#### Requirements:
Locate and copy all lines bearing the word "grid".

Figure contents as structured data:
____
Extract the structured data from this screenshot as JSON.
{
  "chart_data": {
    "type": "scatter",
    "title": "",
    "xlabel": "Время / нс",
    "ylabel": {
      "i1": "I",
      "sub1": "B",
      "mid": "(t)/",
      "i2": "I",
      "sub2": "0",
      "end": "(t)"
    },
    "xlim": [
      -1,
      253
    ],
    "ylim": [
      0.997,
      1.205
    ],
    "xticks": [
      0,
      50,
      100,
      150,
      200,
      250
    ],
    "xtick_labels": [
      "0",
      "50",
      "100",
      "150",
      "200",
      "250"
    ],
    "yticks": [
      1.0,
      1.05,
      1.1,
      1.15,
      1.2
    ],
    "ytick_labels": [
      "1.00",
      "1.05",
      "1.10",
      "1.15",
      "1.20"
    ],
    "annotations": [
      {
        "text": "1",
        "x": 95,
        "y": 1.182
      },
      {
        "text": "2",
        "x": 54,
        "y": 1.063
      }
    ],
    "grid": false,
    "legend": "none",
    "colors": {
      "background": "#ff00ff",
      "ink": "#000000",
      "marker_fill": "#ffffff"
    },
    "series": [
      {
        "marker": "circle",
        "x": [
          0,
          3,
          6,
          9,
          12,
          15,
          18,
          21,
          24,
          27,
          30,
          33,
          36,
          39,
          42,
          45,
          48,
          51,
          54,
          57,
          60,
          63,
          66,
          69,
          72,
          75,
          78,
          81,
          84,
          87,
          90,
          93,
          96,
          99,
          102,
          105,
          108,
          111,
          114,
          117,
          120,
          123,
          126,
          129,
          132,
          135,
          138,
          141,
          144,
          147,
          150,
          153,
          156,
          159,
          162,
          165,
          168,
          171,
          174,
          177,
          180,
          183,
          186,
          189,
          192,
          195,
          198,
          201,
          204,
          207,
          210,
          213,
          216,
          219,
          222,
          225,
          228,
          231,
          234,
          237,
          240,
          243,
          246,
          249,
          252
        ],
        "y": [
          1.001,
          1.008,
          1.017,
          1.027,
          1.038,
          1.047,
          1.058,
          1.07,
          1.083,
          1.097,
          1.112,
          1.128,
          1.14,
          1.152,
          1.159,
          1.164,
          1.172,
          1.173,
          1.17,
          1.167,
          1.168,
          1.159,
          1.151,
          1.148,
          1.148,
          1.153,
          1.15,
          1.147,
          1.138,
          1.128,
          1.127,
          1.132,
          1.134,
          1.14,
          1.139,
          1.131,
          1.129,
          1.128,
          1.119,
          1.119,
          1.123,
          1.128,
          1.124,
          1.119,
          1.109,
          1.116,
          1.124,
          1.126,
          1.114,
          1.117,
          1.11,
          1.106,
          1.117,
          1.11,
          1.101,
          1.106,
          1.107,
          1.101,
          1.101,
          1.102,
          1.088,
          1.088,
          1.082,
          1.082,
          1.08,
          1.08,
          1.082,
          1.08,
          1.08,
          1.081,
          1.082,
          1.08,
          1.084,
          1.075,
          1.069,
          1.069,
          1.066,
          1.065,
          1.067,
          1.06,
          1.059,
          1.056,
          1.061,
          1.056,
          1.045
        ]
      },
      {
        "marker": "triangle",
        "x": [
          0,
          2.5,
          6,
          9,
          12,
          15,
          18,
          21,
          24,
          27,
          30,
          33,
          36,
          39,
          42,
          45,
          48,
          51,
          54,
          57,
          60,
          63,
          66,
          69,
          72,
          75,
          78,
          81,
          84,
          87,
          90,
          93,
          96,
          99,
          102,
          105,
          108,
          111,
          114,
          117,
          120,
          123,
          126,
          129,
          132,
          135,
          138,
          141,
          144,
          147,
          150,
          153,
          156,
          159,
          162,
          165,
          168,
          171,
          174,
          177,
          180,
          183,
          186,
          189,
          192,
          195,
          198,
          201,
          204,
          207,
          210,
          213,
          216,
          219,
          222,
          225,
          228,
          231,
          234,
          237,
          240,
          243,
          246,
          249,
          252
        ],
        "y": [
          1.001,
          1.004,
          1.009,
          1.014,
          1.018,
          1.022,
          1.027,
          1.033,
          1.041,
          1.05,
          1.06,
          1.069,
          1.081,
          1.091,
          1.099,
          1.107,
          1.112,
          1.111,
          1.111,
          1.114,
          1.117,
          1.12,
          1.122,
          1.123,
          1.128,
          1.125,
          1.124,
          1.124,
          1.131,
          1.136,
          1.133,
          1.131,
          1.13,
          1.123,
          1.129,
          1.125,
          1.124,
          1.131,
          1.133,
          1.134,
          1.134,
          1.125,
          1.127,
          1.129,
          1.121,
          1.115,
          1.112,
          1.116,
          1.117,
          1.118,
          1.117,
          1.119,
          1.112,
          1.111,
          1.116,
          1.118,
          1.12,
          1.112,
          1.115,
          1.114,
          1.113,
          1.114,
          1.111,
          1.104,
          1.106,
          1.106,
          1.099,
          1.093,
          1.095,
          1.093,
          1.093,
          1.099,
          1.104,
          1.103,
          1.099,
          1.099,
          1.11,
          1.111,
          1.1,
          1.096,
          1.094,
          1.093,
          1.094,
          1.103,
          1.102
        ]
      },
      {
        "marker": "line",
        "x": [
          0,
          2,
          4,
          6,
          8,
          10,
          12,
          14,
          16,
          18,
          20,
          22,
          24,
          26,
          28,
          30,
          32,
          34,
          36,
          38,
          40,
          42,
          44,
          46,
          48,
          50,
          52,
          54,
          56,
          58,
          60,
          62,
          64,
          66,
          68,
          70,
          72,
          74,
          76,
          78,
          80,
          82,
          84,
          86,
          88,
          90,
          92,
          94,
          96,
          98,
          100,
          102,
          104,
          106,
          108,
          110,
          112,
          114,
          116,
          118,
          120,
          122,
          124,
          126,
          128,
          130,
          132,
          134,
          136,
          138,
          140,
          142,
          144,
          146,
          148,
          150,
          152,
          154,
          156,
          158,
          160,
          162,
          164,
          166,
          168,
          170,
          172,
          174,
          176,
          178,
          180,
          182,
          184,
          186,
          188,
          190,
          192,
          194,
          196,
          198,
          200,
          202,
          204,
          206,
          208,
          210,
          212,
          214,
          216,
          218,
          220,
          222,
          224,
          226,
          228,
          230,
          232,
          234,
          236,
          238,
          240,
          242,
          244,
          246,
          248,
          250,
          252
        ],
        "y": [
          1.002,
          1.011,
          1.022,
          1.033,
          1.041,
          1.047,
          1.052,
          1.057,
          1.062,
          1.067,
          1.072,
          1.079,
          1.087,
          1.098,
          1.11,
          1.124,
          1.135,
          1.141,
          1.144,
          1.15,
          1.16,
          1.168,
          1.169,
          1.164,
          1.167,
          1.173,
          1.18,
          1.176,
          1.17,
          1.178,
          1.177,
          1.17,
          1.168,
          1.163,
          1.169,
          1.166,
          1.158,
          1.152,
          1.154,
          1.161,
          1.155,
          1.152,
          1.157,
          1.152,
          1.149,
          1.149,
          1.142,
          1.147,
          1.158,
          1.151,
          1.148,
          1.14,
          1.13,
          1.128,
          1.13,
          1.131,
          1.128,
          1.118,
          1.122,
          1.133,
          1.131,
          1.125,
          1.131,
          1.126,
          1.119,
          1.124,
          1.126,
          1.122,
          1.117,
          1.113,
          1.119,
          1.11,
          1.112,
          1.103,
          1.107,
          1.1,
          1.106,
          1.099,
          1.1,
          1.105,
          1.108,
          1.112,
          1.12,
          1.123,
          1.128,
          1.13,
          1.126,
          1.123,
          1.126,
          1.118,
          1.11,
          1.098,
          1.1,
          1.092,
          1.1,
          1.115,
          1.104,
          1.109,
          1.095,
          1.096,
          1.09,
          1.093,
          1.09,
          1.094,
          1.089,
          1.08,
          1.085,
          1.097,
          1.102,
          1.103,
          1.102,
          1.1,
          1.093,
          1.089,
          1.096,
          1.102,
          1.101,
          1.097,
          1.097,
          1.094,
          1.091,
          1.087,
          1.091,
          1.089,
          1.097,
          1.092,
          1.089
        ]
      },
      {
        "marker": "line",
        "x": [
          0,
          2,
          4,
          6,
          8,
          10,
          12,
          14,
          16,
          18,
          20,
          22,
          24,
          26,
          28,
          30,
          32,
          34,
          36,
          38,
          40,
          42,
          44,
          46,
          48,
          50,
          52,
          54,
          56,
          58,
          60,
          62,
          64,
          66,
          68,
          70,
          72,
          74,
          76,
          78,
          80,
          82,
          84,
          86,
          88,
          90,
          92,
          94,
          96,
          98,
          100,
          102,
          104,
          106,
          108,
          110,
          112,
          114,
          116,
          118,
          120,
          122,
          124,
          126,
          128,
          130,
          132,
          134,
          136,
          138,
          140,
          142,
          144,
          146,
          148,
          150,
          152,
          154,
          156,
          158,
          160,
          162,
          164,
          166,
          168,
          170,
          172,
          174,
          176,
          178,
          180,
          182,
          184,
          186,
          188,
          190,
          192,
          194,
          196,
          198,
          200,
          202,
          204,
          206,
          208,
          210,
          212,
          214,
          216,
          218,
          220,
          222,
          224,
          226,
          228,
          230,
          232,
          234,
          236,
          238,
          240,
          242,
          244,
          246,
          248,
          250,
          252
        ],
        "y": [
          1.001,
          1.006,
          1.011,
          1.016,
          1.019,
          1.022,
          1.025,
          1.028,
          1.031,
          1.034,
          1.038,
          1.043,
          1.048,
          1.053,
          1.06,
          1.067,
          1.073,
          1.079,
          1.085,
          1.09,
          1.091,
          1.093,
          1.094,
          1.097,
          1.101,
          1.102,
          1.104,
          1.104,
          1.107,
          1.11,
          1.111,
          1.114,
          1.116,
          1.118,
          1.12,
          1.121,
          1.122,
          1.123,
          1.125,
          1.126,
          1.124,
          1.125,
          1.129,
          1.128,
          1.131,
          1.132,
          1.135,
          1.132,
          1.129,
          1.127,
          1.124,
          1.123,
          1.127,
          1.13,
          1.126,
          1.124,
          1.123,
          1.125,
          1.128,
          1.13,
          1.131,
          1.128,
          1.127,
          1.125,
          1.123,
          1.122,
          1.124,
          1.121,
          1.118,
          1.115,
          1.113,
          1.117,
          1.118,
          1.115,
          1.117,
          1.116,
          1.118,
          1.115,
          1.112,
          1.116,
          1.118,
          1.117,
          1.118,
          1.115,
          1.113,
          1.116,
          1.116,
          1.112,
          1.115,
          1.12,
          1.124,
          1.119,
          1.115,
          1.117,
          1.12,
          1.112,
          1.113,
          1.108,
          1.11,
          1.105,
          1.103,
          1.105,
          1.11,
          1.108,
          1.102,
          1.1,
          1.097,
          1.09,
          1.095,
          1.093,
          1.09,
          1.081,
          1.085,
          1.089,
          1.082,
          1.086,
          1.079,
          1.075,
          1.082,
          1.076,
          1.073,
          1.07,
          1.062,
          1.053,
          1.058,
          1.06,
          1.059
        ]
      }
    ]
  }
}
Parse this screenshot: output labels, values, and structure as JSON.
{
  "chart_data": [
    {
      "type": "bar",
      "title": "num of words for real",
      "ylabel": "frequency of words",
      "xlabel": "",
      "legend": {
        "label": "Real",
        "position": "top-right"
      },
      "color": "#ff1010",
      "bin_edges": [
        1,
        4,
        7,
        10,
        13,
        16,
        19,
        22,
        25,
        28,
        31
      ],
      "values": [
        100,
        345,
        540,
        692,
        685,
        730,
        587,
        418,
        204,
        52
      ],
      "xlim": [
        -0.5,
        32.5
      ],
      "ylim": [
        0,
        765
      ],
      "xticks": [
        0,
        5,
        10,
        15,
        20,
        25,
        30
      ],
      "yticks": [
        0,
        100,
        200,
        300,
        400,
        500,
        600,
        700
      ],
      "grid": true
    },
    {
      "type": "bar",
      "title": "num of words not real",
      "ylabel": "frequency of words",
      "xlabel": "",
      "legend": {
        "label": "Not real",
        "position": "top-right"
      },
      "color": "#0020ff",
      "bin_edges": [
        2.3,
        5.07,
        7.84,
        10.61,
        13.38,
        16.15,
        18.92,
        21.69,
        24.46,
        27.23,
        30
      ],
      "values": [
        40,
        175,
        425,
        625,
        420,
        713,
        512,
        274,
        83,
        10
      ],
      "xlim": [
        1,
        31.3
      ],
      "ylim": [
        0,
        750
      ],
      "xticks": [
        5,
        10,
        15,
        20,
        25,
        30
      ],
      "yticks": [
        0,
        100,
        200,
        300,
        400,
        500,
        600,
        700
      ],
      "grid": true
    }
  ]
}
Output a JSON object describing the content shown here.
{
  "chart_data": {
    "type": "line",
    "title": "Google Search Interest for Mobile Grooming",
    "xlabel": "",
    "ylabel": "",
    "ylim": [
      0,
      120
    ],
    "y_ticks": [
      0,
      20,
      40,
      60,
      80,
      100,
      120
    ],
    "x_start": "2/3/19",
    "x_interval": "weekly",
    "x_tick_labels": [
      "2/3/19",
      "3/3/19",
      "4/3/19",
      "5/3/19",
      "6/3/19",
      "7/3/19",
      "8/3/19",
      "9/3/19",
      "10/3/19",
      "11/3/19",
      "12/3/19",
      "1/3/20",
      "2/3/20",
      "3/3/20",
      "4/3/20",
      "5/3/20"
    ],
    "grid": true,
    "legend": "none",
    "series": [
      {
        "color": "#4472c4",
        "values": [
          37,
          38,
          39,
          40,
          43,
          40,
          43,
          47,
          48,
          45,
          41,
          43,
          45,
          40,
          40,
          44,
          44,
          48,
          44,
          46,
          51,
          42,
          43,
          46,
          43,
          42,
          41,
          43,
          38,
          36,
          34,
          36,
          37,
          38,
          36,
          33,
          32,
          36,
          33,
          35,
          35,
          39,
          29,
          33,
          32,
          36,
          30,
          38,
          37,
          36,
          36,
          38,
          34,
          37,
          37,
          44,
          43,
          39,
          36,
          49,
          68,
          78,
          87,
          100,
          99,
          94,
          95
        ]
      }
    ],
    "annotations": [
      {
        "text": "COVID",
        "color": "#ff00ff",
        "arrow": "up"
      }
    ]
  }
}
____
#### Result of the exercise:
    "grid": false,
      "grid": true
      "grid": true
    "grid": true,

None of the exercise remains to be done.